TASK PROMPT: Copy each line that contains the string "xlabel".

DATA FOR THIS TASK:
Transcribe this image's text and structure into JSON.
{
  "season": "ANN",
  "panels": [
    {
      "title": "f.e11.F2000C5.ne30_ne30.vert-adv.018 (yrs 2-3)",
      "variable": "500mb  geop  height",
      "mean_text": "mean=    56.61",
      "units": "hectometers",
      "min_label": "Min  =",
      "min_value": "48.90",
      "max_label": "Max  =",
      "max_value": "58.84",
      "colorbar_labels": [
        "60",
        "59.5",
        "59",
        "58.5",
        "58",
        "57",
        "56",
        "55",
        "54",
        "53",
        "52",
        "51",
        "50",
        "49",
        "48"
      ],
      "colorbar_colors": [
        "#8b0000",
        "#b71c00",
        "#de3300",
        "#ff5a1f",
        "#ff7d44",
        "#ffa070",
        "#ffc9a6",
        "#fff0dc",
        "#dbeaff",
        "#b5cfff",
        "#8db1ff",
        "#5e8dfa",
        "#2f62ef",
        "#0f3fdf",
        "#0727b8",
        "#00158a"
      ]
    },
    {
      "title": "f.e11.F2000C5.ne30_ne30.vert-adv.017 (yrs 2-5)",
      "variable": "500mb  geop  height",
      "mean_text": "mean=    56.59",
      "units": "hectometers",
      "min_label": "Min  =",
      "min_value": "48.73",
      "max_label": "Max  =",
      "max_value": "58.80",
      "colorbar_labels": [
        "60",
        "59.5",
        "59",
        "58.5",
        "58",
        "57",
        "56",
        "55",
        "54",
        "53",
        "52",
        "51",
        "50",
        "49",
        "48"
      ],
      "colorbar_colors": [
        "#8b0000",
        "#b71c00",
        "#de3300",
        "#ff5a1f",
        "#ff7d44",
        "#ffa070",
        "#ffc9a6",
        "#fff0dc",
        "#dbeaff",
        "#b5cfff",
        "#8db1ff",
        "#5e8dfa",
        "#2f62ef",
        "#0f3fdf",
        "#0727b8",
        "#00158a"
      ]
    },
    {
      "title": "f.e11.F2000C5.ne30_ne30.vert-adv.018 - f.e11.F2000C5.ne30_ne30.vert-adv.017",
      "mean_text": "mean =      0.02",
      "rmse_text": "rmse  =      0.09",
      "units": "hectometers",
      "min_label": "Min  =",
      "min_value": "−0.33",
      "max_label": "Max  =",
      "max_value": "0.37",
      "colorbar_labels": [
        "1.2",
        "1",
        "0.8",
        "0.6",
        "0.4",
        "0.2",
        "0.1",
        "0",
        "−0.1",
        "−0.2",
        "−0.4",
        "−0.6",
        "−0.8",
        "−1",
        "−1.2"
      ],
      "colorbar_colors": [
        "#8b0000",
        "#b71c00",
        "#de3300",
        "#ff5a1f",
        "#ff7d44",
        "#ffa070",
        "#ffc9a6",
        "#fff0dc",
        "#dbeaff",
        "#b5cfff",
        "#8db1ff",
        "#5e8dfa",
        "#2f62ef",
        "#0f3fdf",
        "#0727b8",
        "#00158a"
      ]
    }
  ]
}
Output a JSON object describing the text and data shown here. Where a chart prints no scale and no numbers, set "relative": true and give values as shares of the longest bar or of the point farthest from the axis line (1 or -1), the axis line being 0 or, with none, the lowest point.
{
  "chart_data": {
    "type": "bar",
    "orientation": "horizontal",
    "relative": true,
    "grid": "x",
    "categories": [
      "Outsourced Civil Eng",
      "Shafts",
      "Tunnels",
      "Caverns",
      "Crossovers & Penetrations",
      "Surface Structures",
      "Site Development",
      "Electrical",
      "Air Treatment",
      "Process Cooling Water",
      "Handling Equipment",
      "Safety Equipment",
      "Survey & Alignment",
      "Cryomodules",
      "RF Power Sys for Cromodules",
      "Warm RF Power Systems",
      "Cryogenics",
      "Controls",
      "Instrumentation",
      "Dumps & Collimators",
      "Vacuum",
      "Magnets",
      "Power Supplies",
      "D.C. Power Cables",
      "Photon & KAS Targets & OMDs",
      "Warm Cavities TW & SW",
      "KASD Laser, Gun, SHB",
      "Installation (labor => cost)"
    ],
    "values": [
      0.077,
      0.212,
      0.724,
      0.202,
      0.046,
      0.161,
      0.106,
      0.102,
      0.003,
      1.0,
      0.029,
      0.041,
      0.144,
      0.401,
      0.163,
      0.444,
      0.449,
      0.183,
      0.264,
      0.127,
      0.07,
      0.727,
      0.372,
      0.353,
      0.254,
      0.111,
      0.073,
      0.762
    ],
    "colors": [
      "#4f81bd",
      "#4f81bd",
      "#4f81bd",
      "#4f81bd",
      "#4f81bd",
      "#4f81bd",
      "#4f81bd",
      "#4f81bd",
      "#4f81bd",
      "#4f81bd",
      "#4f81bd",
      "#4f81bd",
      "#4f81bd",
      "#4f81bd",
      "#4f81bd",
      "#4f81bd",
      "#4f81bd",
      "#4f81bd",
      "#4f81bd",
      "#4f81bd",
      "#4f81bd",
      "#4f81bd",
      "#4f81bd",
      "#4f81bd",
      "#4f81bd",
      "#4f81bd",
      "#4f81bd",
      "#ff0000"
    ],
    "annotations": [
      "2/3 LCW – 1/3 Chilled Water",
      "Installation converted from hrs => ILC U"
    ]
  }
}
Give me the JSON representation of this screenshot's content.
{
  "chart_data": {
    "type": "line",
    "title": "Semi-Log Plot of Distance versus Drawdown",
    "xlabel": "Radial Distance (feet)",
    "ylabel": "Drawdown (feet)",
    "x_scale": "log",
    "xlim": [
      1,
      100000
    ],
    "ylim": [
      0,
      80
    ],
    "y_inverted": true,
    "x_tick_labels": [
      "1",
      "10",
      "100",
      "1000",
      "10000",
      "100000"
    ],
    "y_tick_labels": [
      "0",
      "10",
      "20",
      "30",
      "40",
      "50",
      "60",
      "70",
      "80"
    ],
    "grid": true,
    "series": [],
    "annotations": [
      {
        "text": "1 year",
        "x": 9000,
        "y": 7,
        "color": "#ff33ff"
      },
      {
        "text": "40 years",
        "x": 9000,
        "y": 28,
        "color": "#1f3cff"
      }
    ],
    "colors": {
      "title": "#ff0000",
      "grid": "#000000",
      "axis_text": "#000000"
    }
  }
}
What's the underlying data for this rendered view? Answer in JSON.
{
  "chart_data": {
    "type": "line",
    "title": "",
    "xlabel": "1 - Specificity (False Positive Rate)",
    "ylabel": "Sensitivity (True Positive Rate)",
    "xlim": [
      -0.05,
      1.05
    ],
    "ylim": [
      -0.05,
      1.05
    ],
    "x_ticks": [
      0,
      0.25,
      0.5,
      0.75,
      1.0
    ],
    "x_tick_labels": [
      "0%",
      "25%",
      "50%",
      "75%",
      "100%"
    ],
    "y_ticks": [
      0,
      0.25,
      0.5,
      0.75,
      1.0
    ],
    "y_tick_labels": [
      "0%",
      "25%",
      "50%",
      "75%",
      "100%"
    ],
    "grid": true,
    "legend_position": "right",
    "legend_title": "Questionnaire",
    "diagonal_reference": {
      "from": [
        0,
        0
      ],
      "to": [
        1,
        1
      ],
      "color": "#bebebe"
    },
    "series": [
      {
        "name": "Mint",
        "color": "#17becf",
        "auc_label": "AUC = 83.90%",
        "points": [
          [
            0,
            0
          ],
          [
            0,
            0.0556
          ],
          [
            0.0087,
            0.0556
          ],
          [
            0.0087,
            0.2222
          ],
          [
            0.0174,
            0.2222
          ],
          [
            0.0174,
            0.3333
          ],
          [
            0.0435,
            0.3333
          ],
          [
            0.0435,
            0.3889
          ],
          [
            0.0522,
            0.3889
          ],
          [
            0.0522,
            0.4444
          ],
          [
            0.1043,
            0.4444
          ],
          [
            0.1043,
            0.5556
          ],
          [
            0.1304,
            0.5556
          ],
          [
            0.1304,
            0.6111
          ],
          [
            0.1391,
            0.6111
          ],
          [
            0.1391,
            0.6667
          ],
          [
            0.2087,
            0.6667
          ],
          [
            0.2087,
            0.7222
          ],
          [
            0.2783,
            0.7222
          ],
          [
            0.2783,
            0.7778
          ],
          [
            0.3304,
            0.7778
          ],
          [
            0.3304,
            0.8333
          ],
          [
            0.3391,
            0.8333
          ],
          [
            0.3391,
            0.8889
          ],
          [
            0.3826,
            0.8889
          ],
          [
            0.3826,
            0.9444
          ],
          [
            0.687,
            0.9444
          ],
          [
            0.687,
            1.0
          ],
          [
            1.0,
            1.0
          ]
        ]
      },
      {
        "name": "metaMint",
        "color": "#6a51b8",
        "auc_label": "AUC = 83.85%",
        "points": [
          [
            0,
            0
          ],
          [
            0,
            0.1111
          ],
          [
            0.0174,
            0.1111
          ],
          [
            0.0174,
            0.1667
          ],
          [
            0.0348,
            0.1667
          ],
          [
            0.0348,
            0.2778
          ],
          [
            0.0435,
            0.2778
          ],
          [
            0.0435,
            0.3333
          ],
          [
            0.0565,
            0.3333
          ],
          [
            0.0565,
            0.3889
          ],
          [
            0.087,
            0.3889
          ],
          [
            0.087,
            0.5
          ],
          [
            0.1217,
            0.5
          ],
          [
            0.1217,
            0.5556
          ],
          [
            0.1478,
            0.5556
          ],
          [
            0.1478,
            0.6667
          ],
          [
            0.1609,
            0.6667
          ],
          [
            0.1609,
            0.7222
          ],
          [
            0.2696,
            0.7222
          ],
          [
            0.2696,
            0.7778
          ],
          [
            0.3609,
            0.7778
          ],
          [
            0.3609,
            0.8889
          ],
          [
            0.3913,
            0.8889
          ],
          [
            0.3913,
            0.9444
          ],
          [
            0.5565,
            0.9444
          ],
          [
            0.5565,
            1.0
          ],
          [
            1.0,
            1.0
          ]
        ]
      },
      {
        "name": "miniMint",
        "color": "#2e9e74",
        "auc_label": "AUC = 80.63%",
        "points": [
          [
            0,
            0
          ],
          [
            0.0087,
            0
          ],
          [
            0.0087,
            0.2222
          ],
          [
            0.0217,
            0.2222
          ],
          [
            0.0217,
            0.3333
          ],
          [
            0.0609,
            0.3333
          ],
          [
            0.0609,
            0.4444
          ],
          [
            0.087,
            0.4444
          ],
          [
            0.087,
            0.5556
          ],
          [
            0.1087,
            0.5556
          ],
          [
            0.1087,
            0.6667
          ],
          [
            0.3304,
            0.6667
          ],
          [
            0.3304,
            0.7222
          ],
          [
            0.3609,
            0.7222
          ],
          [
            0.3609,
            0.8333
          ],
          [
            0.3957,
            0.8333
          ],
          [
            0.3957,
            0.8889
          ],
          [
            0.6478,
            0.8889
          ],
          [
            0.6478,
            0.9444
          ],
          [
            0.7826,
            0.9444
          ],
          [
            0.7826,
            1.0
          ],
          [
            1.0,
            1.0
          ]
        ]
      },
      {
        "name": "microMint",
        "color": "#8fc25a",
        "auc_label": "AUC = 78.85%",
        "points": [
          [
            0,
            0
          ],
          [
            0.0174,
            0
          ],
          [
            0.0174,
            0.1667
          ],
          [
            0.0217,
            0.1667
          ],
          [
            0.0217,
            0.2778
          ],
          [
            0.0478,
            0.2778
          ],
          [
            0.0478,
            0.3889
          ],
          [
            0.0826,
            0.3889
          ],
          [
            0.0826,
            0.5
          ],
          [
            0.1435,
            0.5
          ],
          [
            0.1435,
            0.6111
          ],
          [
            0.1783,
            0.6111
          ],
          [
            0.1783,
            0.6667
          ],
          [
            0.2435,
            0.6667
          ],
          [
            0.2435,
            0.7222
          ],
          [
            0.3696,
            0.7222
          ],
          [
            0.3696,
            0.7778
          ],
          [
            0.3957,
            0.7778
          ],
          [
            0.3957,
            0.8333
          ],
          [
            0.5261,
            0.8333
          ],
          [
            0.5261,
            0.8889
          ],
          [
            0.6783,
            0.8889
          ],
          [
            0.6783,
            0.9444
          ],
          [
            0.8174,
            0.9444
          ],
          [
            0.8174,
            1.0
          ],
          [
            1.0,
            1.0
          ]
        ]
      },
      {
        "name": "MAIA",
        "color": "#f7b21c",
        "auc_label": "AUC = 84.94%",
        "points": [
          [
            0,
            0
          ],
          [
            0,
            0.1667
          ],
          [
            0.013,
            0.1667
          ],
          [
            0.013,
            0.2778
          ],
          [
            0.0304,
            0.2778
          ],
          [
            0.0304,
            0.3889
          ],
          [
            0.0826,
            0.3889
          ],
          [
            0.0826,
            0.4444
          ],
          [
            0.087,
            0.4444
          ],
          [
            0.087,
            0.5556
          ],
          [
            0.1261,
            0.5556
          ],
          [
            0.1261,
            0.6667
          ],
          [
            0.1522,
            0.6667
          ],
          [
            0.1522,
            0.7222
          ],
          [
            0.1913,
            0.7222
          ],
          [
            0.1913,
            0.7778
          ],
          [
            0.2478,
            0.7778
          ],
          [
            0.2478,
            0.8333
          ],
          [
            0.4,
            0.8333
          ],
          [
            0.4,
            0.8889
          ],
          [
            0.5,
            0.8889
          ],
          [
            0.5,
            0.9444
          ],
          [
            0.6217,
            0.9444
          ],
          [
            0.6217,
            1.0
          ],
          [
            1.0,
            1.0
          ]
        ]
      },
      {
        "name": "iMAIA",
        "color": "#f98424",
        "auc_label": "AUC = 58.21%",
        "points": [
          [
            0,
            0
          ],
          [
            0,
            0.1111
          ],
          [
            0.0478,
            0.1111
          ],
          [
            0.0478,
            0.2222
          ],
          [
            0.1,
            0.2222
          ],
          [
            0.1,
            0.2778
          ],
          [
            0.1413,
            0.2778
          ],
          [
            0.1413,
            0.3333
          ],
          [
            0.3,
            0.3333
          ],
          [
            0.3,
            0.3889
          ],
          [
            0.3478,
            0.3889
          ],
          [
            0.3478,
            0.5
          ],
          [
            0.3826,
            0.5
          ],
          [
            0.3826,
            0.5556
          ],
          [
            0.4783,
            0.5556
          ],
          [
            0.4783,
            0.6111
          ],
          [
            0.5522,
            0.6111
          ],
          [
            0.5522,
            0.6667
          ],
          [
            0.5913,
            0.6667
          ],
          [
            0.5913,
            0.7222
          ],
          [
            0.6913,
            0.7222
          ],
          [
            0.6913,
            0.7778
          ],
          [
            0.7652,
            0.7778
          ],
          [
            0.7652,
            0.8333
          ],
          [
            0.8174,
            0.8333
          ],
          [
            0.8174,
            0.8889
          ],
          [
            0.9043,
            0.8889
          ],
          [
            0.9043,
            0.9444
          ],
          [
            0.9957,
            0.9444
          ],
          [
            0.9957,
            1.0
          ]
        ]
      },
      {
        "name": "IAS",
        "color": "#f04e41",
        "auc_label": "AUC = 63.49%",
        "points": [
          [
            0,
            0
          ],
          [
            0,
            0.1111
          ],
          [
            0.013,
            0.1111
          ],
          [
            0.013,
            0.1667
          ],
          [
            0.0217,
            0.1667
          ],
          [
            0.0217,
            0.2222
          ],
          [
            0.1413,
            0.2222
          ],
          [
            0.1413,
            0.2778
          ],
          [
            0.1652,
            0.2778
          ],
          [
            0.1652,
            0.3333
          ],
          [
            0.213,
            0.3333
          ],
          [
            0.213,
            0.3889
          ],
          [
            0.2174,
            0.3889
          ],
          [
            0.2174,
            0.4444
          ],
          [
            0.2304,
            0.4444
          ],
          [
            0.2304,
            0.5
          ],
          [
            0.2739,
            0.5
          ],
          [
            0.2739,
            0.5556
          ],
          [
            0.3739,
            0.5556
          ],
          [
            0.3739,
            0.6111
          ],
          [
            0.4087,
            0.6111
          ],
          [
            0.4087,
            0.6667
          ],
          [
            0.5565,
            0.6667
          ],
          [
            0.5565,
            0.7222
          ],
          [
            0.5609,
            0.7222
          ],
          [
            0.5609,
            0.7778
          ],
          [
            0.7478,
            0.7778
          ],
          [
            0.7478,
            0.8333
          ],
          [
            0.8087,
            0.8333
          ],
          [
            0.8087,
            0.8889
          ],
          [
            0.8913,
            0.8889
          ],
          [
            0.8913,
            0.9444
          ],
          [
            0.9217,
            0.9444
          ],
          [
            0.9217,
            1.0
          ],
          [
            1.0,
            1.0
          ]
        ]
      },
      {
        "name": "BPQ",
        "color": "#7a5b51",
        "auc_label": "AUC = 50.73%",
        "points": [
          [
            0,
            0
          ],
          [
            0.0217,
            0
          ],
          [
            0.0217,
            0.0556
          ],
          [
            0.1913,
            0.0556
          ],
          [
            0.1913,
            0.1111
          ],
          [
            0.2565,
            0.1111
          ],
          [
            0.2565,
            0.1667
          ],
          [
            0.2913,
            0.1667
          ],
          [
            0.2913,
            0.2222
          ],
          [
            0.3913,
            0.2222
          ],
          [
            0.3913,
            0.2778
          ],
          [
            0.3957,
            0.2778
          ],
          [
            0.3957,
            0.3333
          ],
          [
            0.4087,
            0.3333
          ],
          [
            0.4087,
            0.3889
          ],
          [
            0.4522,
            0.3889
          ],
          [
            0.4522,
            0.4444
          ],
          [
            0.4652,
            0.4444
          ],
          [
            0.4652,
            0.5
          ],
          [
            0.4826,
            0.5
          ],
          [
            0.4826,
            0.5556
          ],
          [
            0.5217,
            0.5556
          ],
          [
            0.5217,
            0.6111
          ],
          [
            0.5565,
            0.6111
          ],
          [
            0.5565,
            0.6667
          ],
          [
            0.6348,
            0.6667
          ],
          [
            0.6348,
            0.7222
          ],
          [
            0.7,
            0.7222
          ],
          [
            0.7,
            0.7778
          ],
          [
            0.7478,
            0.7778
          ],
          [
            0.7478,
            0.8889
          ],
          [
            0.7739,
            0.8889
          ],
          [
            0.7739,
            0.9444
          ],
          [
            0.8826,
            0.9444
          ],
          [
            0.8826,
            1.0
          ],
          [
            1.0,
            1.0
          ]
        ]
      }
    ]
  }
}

WRITTEN SOLUTION:
    "xlabel": "Radial Distance (feet)",
    "xlabel": "1 - Specificity (False Positive Rate)",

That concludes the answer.